» **Record set**:
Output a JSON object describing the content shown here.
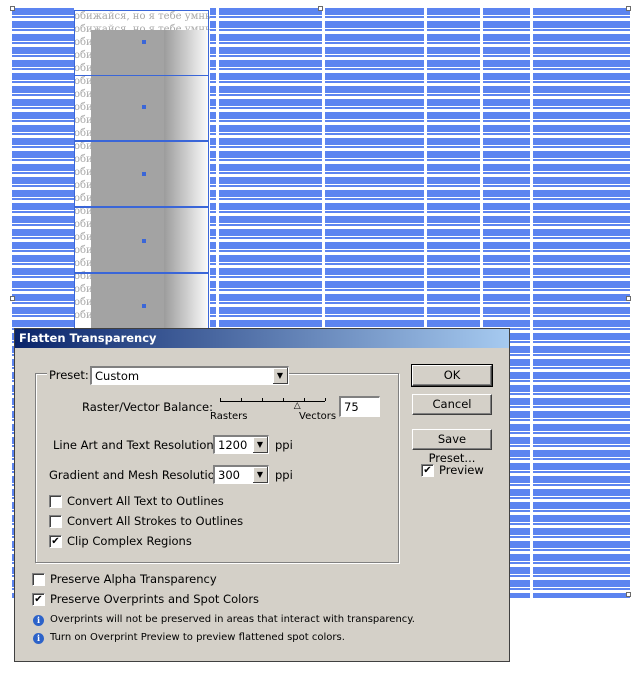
{
  "background": {
    "russian_text": "обижайся, но я тебе умный"
  },
  "dialog": {
    "title": "Flatten Transparency",
    "preset": {
      "label": "Preset:",
      "value": "Custom"
    },
    "raster_vector": {
      "label": "Raster/Vector Balance:",
      "left_label": "Rasters",
      "right_label": "Vectors",
      "value": "75",
      "slider_fraction": 0.75
    },
    "line_art": {
      "label": "Line Art and Text Resolution:",
      "value": "1200",
      "unit": "ppi"
    },
    "gradient": {
      "label": "Gradient and Mesh Resolution:",
      "value": "300",
      "unit": "ppi"
    },
    "checks": {
      "text_outlines": {
        "label": "Convert All Text to Outlines",
        "checked": false
      },
      "stroke_outlines": {
        "label": "Convert All Strokes to Outlines",
        "checked": false
      },
      "clip_complex": {
        "label": "Clip Complex Regions",
        "checked": true
      },
      "preserve_alpha": {
        "label": "Preserve Alpha Transparency",
        "checked": false
      },
      "preserve_overprints": {
        "label": "Preserve Overprints and Spot Colors",
        "checked": true
      },
      "preview": {
        "label": "Preview",
        "checked": true
      }
    },
    "buttons": {
      "ok": "OK",
      "cancel": "Cancel",
      "save_preset": "Save Preset..."
    },
    "info": {
      "line1": "Overprints will not be preserved in areas that interact with transparency.",
      "line2": "Turn on Overprint Preview to preview flattened spot colors."
    },
    "check_mark": "✔",
    "dropdown_glyph": "▼",
    "info_glyph": "i",
    "thumb_glyph": "△"
  }
}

» **Task description**: Check each line of the records above for "Convert", and copy those that have it.

» **Response for this exercise**:
        "label": "Convert All Text to Outlines",
        "label": "Convert All Strokes to Outlines",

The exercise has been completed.